Written request A: Collect every line of the listing below that contains the string "price", and treat uppercase and lowercase as different.

Page text:
# # # #

State Of Confusion (4:22) brings the music in faster tempo with energetic voice line, good guitar work. There are many Hackettian breaks throughout this energetic song. Missionary Position (7:12) is basically a bass-driven composition with high register notes vocal line. Ghost Dance (4:39) brings the music faster through combined work of bass guitar and guitar. This song lacks melody, I think. There is break with dynamic bass lines followed by acoustic guitar. Tabernacle Of Hands (8:03) starts nicely with an acoustic guitar work followed by electric guitar rhythm section and then vocal. In the middle of the track Cyrus explores his voice, emulating Gabriel theatrical acts. The album concludes with melodic Unspoken Words (5:39) which I knew in the Fire In Harmony compilation. If the recording quality is good, I believe that this is an excellent track.

# # # #

(Entries drawn from a collection)
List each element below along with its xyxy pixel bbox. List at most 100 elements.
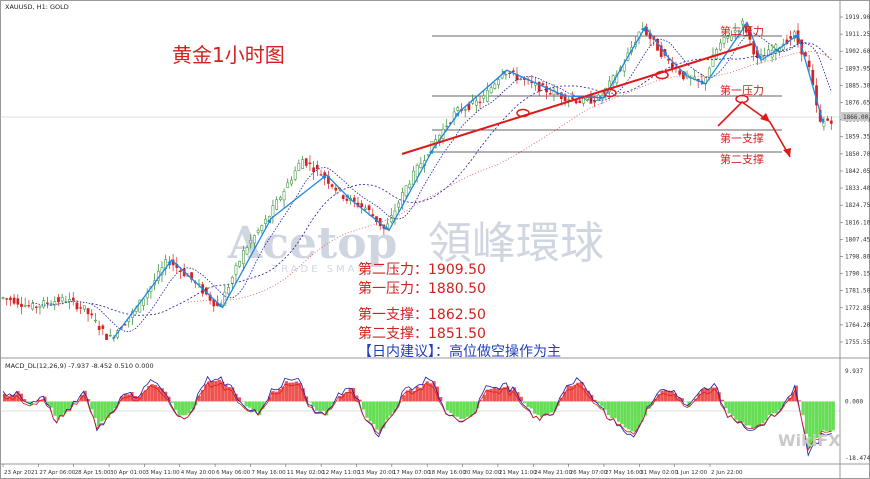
candle-body <box>5 298 9 300</box>
time-tick-label: 27 May 16:00 <box>605 470 643 476</box>
macd-bar <box>227 387 231 402</box>
candle-body <box>83 305 86 310</box>
time-tick-label: 12 May 11:00 <box>322 470 360 476</box>
time-tick-label: 24 May 21:00 <box>534 470 572 476</box>
candle-body <box>371 214 375 217</box>
macd-bar <box>251 401 255 411</box>
candle-body <box>315 164 319 170</box>
candle-body <box>227 287 230 294</box>
candle-body <box>301 159 304 169</box>
wikifx-badge: WikiFX <box>778 431 841 450</box>
trendline <box>401 43 753 155</box>
signal-line <box>2 381 832 452</box>
macd-bar <box>720 399 725 402</box>
candle-body <box>330 184 334 187</box>
macd-bar <box>49 401 54 408</box>
macd-bar <box>814 401 819 438</box>
current-price-box <box>841 112 869 121</box>
candle-body <box>297 163 301 171</box>
macd-tick-label: 0.000 <box>845 398 863 405</box>
macd-bar <box>596 401 600 404</box>
time-tick-label: 27 Apr 06:00 <box>39 470 75 476</box>
candle-body <box>789 36 792 39</box>
candle-body <box>260 225 264 231</box>
label-r1: 第一压力 <box>720 83 764 97</box>
macd-bar <box>549 401 554 413</box>
projection-path <box>717 100 791 158</box>
time-axis: 23 Apr 2021 27 Apr 06:00 28 Apr 15:00 30 Ap… <box>2 464 743 476</box>
macd-bar <box>308 401 312 403</box>
macd-bar <box>184 401 188 416</box>
macd-bar <box>573 384 577 402</box>
macd-bar <box>415 386 419 402</box>
macd-bar <box>472 401 476 413</box>
macd-bar <box>26 401 30 404</box>
macd-bar <box>241 401 245 402</box>
time-tick-label: 28 Apr 15:00 <box>75 470 111 476</box>
time-tick-label: 26 May 07:00 <box>570 470 608 476</box>
macd-bar <box>831 401 835 431</box>
macd-bar <box>231 387 235 402</box>
macd-bar <box>177 401 181 417</box>
macd-bar <box>321 401 325 411</box>
chart-title: 黄金1小时图 <box>172 43 285 67</box>
macd-bar <box>724 401 728 409</box>
macd-bar <box>633 401 637 432</box>
macd-bar <box>301 388 305 402</box>
macd-bar <box>580 381 584 402</box>
macd-bar <box>140 392 144 402</box>
candle-body <box>722 37 726 44</box>
macd-bar <box>133 395 138 402</box>
macd-bar <box>234 393 238 402</box>
macd-bar <box>714 387 718 402</box>
macd-bar <box>741 401 745 423</box>
macd-bar <box>479 400 483 402</box>
candle-body <box>293 170 297 180</box>
macd-bar <box>697 393 701 402</box>
candle-body <box>730 35 733 41</box>
macd-bar <box>764 401 768 421</box>
macd-bar <box>710 387 715 402</box>
wave-arrowhead <box>663 51 668 57</box>
macd-bar <box>157 386 161 402</box>
macd-bar <box>419 387 423 402</box>
candle-body <box>27 305 31 307</box>
macd-bar <box>647 401 651 409</box>
macd-bar <box>774 401 778 414</box>
moving-average-line <box>91 42 832 316</box>
candle-body <box>57 297 60 303</box>
candle-body <box>352 197 356 202</box>
candle-body <box>493 83 497 89</box>
macd-bar <box>46 401 50 406</box>
price-tick-label: 1807.45 <box>845 236 870 243</box>
macd-bar <box>315 401 319 411</box>
macd-bar <box>465 401 470 417</box>
price-tick-label: 1755.55 <box>845 339 870 346</box>
price-tick-label: 1833.40 <box>845 185 870 192</box>
time-tick-label: 31 May 02:00 <box>640 470 678 476</box>
price-tick-label: 1885.30 <box>845 82 870 89</box>
macd-bar <box>298 382 302 402</box>
candle-body <box>249 240 253 244</box>
macd-bar <box>405 390 409 402</box>
macd-bar <box>643 401 647 416</box>
macd-bar <box>801 401 805 416</box>
candle-body <box>86 308 90 315</box>
candle-body <box>319 174 323 176</box>
candle-body <box>659 45 663 57</box>
macd-bar <box>811 401 815 446</box>
macd-bar <box>284 381 288 402</box>
macd-bar <box>496 388 500 402</box>
candle-body <box>16 298 20 305</box>
macd-bar <box>278 389 282 402</box>
macd-bar <box>606 401 611 416</box>
wave-arrowhead <box>820 118 825 124</box>
candle-body <box>256 230 260 233</box>
candle-body <box>474 100 478 106</box>
macd-bar <box>603 401 607 410</box>
candle-body <box>367 205 371 211</box>
macd-bar <box>429 383 433 402</box>
candle-body <box>94 319 97 322</box>
macd-bar <box>737 401 741 422</box>
macd-bar <box>781 401 785 408</box>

# # # #

Written request B: Go on with the album review above, starting after its last sentence.

Response A:
current-price-box <box>841 112 869 121</box>
price-tick-label: 1807.45 <box>845 236 870 243</box>
price-tick-label: 1755.55 <box>845 339 870 346</box>
price-tick-label: 1833.40 <box>845 185 870 192</box>
price-tick-label: 1885.30 <box>845 82 870 89</box>

Response B:
Overall, the music contained here in this supposedly debut album by Citizen Cain is actually good despite poor recording and mixing quality. For those Gabriel lovers, this might be a good choice. Keep on proggin' ..!

Peace on earth and mercy mild - GW (i-Rock! Music Community)

Review by Ivan_Melgar_M
SPECIAL COLLABORATOR Honorary Collaborator
3 stars After reading several reviews of "Ghost Dance", the last thing I wanted to do is to buy this album, but as I mentioned in a past review, bought three CITIZEN CAIN albums very cheap and this album came with the trio.

So with reluctance placed it on my CD player and what a surprise, the album is very good, specially if we know that the music from this record is previous to their supposed debut "Serpents in Camouflage", when the band had a totally different formation and were still in the search for their definitive sound.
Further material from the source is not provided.